Extracted text:
::::::::
If the response encoding is not UTF-8 (e.g., `text/html; charset=iso-8859-1`), the pre-encoded UTF-8 byte literals cannot be written directly to the response. The fallback must:

1. Decode the UTF-8 bytes back to a `string` (`Encoding.UTF8.GetString(bytes)`)
2. Write the `string` through the normal `TextWriter` path, which will encode it to the target encoding

This means the non-UTF-8 path would actually be **slower** than the current string-based path (extra UTF-8 decode step). This is acceptable because:
- Non-UTF-8 encoding is extremely rare in modern web applications
- The `@utf8HtmlLiterals` directive is opt-in; users who opt in are presumably targeting UTF-8
- The feature could emit a runtime warning if used with non-UTF-8 encoding
- The fallback still produces correct output, just with reduced performance

## ReadOnlySpan\<byte\> Storage and Allocation Strategy

`ReadOnlySpan<byte>` is a stack-only type and cannot be stored in heap-allocated structures like `ViewBuffer`. The data must be copied somewhere for buffering. The key design constraint is **no per-literal `byte[]` allocations per request**. The approaches fall into two categories:

### Pooled Byte Pages (Recommended)
::::::::
What is being asked: Extract the entire passage on UTF-8 byte literals verbatim, reproducing every line from start to end. The records placed after this point are not needed.
::::::::
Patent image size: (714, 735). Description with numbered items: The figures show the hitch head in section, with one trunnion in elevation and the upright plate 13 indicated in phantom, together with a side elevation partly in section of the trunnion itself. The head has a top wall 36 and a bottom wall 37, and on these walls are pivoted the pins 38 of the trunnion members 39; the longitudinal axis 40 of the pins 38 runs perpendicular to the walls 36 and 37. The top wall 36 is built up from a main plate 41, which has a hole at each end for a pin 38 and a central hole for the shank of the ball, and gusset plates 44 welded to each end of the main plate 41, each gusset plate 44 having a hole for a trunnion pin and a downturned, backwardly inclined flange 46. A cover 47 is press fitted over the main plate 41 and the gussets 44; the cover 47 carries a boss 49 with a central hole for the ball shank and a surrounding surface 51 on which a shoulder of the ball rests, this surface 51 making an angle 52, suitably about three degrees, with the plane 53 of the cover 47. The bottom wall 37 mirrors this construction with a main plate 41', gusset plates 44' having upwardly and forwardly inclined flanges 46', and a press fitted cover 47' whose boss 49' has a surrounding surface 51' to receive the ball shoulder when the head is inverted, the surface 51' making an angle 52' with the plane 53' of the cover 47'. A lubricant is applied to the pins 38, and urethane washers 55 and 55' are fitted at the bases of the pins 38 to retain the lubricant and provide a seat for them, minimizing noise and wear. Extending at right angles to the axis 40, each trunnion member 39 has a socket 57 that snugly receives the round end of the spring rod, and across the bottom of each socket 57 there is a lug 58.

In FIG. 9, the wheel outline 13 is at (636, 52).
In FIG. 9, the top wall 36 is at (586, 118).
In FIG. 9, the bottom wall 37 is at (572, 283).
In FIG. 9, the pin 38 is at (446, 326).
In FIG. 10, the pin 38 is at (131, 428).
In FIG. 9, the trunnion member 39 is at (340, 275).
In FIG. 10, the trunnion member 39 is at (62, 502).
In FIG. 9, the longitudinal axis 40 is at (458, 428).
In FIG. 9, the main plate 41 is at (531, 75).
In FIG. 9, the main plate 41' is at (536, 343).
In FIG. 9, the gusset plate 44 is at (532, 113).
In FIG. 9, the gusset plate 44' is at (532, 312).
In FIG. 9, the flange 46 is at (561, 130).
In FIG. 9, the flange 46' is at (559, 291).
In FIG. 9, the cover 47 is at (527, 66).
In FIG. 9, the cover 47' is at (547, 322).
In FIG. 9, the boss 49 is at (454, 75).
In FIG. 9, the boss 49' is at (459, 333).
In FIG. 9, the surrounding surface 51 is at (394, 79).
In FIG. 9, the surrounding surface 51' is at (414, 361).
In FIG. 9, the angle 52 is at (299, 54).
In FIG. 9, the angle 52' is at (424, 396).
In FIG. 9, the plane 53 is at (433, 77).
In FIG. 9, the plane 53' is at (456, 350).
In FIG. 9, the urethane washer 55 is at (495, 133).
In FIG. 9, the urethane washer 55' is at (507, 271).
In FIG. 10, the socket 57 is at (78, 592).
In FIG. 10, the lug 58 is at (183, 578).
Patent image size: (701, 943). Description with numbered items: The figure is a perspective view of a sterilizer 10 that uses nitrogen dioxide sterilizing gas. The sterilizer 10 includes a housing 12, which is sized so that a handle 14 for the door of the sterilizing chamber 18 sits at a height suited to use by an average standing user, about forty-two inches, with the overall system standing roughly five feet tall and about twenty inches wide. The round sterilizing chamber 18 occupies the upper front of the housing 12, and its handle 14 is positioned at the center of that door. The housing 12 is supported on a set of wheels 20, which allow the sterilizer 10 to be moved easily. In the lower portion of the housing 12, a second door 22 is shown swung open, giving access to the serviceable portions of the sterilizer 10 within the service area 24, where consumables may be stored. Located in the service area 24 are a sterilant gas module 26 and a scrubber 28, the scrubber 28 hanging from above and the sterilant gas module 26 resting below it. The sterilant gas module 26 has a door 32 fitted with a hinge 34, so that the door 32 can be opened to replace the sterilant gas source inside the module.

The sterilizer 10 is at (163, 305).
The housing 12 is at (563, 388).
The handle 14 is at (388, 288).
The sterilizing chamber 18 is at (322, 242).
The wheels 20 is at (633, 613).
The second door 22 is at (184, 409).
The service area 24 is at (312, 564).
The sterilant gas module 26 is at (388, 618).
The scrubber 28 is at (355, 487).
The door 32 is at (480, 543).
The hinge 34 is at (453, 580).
::::::::
Response to the exercise:
If the response encoding is not UTF-8 (e.g., `text/html; charset=iso-8859-1`), the pre-encoded UTF-8 byte literals cannot be written directly to the response. The fallback must:

1. Decode the UTF-8 bytes back to a `string` (`Encoding.UTF8.GetString(bytes)`)
2. Write the `string` through the normal `TextWriter` path, which will encode it to the target encoding

This means the non-UTF-8 path would actually be **slower** than the current string-based path (extra UTF-8 decode step). This is acceptable because:
- Non-UTF-8 encoding is extremely rare in modern web applications
- The `@utf8HtmlLiterals` directive is opt-in; users who opt in are presumably targeting UTF-8
- The feature could emit a runtime warning if used with non-UTF-8 encoding
- The fallback still produces correct output, just with reduced performance

## ReadOnlySpan\<byte\> Storage and Allocation Strategy

`ReadOnlySpan<byte>` is a stack-only type and cannot be stored in heap-allocated structures like `ViewBuffer`. The data must be copied somewhere for buffering. The key design constraint is **no per-literal `byte[]` allocations per request**. The approaches fall into two categories:

### Pooled Byte Pages (Recommended)